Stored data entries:

----

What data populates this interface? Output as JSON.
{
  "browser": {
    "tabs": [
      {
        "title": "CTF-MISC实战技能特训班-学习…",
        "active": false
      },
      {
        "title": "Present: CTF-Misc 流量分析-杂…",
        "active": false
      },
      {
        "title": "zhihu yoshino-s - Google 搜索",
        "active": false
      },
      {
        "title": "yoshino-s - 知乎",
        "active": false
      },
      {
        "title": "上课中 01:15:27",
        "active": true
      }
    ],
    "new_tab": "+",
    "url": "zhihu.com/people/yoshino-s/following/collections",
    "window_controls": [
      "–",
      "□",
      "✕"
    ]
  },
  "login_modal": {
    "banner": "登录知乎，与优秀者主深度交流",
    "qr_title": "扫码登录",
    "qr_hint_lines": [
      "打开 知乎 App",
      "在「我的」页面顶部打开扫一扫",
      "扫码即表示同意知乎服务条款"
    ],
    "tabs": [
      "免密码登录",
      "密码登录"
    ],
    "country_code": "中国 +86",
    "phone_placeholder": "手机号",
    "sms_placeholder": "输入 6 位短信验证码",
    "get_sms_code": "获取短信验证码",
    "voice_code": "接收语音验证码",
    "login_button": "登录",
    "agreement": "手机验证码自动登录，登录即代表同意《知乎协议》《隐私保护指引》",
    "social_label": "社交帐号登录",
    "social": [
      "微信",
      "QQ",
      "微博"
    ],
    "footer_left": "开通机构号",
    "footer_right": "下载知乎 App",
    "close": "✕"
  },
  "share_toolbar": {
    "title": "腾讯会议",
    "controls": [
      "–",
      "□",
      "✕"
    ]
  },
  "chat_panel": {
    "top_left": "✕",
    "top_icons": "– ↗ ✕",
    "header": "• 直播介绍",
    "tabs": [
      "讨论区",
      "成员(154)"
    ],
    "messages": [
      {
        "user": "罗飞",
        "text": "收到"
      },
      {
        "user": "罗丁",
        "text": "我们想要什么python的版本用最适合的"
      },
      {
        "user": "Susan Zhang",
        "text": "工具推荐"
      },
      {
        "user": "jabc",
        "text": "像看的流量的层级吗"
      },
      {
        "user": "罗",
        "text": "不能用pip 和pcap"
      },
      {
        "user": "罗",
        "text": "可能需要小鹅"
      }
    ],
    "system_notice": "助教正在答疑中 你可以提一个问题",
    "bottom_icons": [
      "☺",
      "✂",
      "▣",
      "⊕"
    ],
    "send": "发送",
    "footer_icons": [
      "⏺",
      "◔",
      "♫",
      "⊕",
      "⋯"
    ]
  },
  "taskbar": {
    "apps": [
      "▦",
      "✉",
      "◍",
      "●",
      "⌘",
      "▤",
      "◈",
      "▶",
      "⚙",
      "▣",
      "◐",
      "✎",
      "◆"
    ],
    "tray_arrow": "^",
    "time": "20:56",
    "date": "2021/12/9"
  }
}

----

◆ Task brief: Where a line of the data holds "yoshino", show that line.

◆ Reply to the task:
        "title": "zhihu yoshino-s - Google 搜索",
        "title": "yoshino-s - 知乎",
    "url": "zhihu.com/people/yoshino-s/following/collections",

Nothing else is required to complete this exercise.